Begin Data

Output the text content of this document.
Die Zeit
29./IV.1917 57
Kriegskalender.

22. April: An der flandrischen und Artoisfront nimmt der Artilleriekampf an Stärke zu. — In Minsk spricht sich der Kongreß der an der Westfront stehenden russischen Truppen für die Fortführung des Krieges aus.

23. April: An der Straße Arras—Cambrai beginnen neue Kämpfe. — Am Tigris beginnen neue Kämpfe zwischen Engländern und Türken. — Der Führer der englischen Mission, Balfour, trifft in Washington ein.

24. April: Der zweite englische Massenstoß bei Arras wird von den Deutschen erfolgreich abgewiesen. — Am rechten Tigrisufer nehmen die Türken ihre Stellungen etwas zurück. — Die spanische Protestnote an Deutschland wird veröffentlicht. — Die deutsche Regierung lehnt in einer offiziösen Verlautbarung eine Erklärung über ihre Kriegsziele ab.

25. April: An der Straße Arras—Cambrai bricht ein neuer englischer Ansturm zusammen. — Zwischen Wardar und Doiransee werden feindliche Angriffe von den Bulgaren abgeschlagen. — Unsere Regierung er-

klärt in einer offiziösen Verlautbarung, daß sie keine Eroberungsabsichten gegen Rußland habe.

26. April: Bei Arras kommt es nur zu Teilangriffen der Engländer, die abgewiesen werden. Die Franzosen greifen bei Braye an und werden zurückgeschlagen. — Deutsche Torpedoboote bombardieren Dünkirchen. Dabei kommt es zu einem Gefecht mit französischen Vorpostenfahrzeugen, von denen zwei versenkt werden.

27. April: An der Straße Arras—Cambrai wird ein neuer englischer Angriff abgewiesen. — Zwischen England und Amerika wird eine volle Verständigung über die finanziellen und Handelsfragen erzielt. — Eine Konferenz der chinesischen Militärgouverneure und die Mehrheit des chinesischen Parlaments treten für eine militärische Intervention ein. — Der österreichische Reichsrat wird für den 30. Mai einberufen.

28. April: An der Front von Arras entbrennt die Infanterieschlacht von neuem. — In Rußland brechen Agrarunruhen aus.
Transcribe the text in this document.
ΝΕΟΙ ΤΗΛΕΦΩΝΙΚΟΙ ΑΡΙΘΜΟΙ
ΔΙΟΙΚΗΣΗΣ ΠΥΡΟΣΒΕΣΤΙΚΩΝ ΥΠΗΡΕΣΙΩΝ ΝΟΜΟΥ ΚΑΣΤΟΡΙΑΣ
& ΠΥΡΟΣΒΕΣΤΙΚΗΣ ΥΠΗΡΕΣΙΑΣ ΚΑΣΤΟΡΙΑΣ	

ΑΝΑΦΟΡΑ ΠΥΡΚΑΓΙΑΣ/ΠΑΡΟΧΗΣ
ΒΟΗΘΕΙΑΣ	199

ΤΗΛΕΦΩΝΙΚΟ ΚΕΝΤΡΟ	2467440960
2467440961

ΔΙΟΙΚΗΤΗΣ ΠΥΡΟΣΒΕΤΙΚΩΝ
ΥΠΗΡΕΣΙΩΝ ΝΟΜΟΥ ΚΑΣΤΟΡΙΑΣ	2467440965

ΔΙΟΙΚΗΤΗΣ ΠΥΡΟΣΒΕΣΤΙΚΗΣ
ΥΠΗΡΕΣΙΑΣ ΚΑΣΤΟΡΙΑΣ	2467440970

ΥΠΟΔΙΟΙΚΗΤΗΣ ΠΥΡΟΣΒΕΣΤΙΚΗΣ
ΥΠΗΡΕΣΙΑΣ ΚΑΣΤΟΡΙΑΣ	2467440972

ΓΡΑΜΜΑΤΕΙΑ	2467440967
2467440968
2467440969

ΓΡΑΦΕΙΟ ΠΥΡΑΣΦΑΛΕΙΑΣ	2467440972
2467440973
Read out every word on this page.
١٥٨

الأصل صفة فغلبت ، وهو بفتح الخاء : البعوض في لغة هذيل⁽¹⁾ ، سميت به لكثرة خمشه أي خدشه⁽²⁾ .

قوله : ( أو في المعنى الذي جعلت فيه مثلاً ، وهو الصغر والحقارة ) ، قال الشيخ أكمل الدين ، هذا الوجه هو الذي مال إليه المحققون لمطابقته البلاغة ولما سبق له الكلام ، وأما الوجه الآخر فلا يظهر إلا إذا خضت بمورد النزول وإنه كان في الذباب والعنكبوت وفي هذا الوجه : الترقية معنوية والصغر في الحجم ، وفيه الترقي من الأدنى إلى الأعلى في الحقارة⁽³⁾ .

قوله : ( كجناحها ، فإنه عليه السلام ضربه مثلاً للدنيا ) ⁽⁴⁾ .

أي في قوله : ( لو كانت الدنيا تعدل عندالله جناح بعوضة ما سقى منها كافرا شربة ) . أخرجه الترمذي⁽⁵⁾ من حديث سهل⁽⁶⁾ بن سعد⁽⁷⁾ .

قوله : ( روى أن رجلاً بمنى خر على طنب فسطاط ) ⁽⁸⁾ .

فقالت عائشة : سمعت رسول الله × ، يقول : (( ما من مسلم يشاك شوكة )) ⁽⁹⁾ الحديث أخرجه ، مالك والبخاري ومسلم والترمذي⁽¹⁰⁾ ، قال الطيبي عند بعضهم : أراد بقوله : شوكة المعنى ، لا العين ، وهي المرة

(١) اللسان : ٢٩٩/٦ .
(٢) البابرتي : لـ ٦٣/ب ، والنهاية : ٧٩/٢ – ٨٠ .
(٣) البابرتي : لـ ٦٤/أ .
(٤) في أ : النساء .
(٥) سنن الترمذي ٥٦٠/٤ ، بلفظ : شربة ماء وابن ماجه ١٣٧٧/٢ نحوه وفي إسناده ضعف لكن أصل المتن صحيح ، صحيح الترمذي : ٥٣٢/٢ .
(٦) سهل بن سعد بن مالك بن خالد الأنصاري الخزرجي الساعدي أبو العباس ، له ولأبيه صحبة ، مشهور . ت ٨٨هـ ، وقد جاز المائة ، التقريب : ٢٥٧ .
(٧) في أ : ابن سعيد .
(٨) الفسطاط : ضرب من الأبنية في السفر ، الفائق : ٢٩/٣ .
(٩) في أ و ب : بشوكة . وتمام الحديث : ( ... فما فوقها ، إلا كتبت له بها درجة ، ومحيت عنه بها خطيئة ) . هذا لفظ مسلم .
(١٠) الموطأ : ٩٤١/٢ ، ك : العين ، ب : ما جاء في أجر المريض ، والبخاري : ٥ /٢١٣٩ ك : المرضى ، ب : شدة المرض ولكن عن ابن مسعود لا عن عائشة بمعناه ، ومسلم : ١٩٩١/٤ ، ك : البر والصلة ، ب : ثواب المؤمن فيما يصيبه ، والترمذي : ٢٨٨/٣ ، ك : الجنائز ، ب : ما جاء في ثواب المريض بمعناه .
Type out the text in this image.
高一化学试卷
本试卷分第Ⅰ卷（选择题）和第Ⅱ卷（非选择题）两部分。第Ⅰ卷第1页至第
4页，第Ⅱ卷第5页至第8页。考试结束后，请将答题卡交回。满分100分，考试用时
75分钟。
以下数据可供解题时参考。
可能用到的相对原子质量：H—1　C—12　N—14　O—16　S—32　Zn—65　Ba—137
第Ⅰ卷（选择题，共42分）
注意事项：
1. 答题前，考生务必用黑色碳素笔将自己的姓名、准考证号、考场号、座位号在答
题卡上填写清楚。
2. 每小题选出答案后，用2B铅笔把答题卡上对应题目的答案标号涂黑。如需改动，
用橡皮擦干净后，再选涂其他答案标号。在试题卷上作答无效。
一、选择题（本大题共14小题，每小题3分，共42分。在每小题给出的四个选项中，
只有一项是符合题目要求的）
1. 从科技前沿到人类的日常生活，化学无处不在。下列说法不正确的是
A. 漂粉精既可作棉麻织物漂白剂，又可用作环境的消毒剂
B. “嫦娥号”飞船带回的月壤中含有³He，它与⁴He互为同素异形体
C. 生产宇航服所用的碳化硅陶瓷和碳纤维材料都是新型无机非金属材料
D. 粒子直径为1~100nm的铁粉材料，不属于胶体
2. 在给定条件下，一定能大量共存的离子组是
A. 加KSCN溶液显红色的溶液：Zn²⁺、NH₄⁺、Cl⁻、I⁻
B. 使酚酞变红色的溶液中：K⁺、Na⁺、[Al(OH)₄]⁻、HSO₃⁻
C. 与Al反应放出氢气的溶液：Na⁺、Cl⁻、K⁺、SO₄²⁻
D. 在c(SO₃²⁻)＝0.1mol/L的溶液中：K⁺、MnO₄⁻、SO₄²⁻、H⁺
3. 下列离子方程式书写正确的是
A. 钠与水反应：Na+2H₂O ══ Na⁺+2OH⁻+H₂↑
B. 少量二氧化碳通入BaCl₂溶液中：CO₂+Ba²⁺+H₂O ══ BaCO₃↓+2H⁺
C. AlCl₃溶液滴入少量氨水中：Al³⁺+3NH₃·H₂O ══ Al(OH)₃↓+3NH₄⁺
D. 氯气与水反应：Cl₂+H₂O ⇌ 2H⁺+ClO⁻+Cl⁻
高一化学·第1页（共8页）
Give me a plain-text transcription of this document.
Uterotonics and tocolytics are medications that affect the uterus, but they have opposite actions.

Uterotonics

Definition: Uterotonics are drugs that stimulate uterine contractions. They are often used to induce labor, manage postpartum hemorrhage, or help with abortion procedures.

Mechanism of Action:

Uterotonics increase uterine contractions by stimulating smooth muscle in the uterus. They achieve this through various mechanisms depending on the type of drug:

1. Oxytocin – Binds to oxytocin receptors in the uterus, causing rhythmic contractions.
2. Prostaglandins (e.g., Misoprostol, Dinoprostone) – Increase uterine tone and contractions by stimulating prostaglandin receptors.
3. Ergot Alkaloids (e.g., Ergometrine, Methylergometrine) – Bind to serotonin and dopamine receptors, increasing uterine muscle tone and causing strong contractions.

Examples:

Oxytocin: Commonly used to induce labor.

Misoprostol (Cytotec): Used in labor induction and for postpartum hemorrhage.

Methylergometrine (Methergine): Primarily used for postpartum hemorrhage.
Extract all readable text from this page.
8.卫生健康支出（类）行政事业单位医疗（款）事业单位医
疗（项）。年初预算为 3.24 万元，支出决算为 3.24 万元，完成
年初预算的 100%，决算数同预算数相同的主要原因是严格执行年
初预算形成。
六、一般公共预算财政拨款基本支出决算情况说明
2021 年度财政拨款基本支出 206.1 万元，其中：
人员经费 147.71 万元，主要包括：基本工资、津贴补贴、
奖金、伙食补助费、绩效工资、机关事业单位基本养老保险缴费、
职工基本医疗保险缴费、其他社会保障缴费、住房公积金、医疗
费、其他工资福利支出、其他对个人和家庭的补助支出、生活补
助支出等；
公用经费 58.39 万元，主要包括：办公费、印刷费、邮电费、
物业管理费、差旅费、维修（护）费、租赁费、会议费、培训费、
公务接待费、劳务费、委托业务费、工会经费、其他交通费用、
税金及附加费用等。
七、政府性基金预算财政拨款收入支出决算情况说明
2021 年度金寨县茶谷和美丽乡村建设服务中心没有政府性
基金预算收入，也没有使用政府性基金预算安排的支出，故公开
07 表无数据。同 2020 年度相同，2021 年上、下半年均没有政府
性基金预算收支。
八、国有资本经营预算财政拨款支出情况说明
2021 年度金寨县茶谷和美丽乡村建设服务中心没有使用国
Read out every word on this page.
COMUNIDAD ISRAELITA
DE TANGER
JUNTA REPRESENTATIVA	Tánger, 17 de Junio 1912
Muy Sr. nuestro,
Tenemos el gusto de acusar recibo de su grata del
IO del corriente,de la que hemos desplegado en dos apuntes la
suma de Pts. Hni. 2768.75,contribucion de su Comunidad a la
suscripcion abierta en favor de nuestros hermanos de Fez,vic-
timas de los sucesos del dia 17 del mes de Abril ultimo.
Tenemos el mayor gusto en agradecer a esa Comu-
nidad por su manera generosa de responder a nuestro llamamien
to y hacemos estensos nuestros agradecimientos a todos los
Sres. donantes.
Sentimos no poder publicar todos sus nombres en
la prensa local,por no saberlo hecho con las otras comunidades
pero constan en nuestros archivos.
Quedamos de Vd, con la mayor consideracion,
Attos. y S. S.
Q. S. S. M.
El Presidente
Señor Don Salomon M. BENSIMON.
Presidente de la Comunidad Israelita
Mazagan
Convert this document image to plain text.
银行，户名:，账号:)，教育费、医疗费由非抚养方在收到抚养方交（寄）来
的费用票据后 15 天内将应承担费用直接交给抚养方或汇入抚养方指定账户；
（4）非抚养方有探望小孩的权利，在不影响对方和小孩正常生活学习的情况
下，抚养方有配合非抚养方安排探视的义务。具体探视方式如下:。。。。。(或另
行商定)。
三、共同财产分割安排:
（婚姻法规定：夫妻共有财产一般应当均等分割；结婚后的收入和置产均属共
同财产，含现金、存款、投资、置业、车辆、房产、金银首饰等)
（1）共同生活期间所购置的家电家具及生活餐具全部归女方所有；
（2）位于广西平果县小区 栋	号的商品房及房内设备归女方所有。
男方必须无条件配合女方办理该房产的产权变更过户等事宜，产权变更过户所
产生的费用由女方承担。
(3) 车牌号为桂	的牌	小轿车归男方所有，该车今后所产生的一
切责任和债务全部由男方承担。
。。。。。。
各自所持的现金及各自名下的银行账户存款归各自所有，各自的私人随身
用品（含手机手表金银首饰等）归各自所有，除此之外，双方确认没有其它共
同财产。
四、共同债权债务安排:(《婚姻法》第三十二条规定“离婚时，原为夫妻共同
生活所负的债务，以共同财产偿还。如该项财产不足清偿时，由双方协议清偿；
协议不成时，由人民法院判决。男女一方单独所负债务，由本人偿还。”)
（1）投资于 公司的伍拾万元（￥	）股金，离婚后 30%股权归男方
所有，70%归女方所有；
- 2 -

End Data

- _Exercise_: Identify the lines in the entries above that contain "nuestros", then copy them out.

- _Written answer_:
suscripcion abierta en favor de nuestros hermanos de Fez,vic-
to y hacemos estensos nuestros agradecimientos a todos los
pero constan en nuestros archivos.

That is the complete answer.